* _WHAT IS BEING ASKED_
Reproduce every line of the items below without altering any character.

Dataset rows
----------
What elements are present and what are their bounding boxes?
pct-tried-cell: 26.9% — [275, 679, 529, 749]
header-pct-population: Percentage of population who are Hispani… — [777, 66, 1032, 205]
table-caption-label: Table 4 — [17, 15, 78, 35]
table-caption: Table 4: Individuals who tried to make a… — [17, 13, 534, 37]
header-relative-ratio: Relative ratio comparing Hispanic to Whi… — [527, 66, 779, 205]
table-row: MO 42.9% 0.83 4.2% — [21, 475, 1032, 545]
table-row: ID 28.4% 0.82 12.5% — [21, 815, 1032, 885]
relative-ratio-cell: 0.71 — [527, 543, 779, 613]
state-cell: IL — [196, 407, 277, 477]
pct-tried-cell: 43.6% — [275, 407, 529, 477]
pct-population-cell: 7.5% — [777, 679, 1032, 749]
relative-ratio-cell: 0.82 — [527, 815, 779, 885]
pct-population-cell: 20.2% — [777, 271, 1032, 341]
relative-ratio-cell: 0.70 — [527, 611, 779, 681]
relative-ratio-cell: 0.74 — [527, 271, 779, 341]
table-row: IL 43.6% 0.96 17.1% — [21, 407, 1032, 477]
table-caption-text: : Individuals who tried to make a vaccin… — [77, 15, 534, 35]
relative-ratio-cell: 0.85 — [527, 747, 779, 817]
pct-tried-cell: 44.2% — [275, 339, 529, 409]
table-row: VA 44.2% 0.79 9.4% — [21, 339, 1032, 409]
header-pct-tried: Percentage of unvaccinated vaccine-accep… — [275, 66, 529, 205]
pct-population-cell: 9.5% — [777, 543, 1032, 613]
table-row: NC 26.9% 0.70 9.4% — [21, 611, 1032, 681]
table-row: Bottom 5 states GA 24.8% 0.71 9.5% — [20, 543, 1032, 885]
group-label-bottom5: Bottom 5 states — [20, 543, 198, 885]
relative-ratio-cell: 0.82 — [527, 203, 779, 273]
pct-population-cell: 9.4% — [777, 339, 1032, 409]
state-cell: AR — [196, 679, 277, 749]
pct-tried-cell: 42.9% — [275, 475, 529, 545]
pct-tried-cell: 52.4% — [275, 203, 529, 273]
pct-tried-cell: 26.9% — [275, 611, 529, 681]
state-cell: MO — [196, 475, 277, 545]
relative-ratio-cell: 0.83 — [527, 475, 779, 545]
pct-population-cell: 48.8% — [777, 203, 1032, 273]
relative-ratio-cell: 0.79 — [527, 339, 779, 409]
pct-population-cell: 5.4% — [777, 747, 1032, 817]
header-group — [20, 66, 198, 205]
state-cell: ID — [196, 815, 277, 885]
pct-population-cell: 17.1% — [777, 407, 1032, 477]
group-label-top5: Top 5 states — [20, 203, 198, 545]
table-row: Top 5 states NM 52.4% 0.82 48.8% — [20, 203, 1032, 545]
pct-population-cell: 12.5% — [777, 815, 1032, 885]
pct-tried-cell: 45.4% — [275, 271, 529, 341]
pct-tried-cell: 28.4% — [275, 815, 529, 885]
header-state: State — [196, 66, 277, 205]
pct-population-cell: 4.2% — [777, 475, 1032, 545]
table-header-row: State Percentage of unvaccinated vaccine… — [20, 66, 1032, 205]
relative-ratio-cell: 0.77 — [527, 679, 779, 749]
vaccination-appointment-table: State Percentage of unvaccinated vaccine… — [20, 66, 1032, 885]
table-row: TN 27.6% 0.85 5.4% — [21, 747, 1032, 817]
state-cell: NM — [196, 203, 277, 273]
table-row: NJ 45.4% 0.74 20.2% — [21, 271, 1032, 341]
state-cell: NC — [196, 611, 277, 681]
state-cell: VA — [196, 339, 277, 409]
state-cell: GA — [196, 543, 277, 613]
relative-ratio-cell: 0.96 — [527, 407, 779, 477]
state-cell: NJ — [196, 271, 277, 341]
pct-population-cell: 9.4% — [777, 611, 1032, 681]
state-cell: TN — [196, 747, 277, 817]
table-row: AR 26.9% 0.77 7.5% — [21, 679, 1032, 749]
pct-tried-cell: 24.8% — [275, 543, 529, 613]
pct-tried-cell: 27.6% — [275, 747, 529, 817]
----------
* _SOLUTION_
What elements are present and what are their bounding boxes?
pct-tried-cell: 26.9% — [275, 679, 529, 749]
header-pct-population: Percentage of population who are Hispani… — [777, 66, 1032, 205]
table-caption-label: Table 4 — [17, 15, 78, 35]
table-caption: Table 4: Individuals who tried to make a… — [17, 13, 534, 37]
header-relative-ratio: Relative ratio comparing Hispanic to Whi… — [527, 66, 779, 205]
table-row: MO 42.9% 0.83 4.2% — [21, 475, 1032, 545]
table-row: ID 28.4% 0.82 12.5% — [21, 815, 1032, 885]
relative-ratio-cell: 0.71 — [527, 543, 779, 613]
state-cell: IL — [196, 407, 277, 477]
pct-tried-cell: 43.6% — [275, 407, 529, 477]
pct-population-cell: 7.5% — [777, 679, 1032, 749]
relative-ratio-cell: 0.82 — [527, 815, 779, 885]
pct-population-cell: 20.2% — [777, 271, 1032, 341]
relative-ratio-cell: 0.70 — [527, 611, 779, 681]
relative-ratio-cell: 0.74 — [527, 271, 779, 341]
table-row: IL 43.6% 0.96 17.1% — [21, 407, 1032, 477]
table-caption-text: : Individuals who tried to make a vaccin… — [77, 15, 534, 35]
relative-ratio-cell: 0.85 — [527, 747, 779, 817]
pct-tried-cell: 44.2% — [275, 339, 529, 409]
table-row: VA 44.2% 0.79 9.4% — [21, 339, 1032, 409]
header-pct-tried: Percentage of unvaccinated vaccine-accep… — [275, 66, 529, 205]
pct-population-cell: 9.5% — [777, 543, 1032, 613]
table-row: NC 26.9% 0.70 9.4% — [21, 611, 1032, 681]
table-row: Bottom 5 states GA 24.8% 0.71 9.5% — [20, 543, 1032, 885]
group-label-bottom5: Bottom 5 states — [20, 543, 198, 885]
relative-ratio-cell: 0.82 — [527, 203, 779, 273]
pct-population-cell: 9.4% — [777, 339, 1032, 409]
state-cell: AR — [196, 679, 277, 749]
pct-tried-cell: 42.9% — [275, 475, 529, 545]
pct-tried-cell: 52.4% — [275, 203, 529, 273]
pct-tried-cell: 26.9% — [275, 611, 529, 681]
state-cell: MO — [196, 475, 277, 545]
relative-ratio-cell: 0.83 — [527, 475, 779, 545]
pct-population-cell: 48.8% — [777, 203, 1032, 273]
relative-ratio-cell: 0.79 — [527, 339, 779, 409]
pct-population-cell: 5.4% — [777, 747, 1032, 817]
header-group — [20, 66, 198, 205]
state-cell: ID — [196, 815, 277, 885]
pct-population-cell: 17.1% — [777, 407, 1032, 477]
group-label-top5: Top 5 states — [20, 203, 198, 545]
table-row: Top 5 states NM 52.4% 0.82 48.8% — [20, 203, 1032, 545]
pct-population-cell: 12.5% — [777, 815, 1032, 885]
pct-tried-cell: 45.4% — [275, 271, 529, 341]
pct-tried-cell: 28.4% — [275, 815, 529, 885]
header-state: State — [196, 66, 277, 205]
pct-population-cell: 4.2% — [777, 475, 1032, 545]
table-header-row: State Percentage of unvaccinated vaccine… — [20, 66, 1032, 205]
relative-ratio-cell: 0.77 — [527, 679, 779, 749]
vaccination-appointment-table: State Percentage of unvaccinated vaccine… — [20, 66, 1032, 885]
table-row: TN 27.6% 0.85 5.4% — [21, 747, 1032, 817]
state-cell: NM — [196, 203, 277, 273]
table-row: NJ 45.4% 0.74 20.2% — [21, 271, 1032, 341]
state-cell: NC — [196, 611, 277, 681]
state-cell: VA — [196, 339, 277, 409]
state-cell: GA — [196, 543, 277, 613]
relative-ratio-cell: 0.96 — [527, 407, 779, 477]
state-cell: NJ — [196, 271, 277, 341]
pct-population-cell: 9.4% — [777, 611, 1032, 681]
state-cell: TN — [196, 747, 277, 817]
table-row: AR 26.9% 0.77 7.5% — [21, 679, 1032, 749]
pct-tried-cell: 24.8% — [275, 543, 529, 613]
pct-tried-cell: 27.6% — [275, 747, 529, 817]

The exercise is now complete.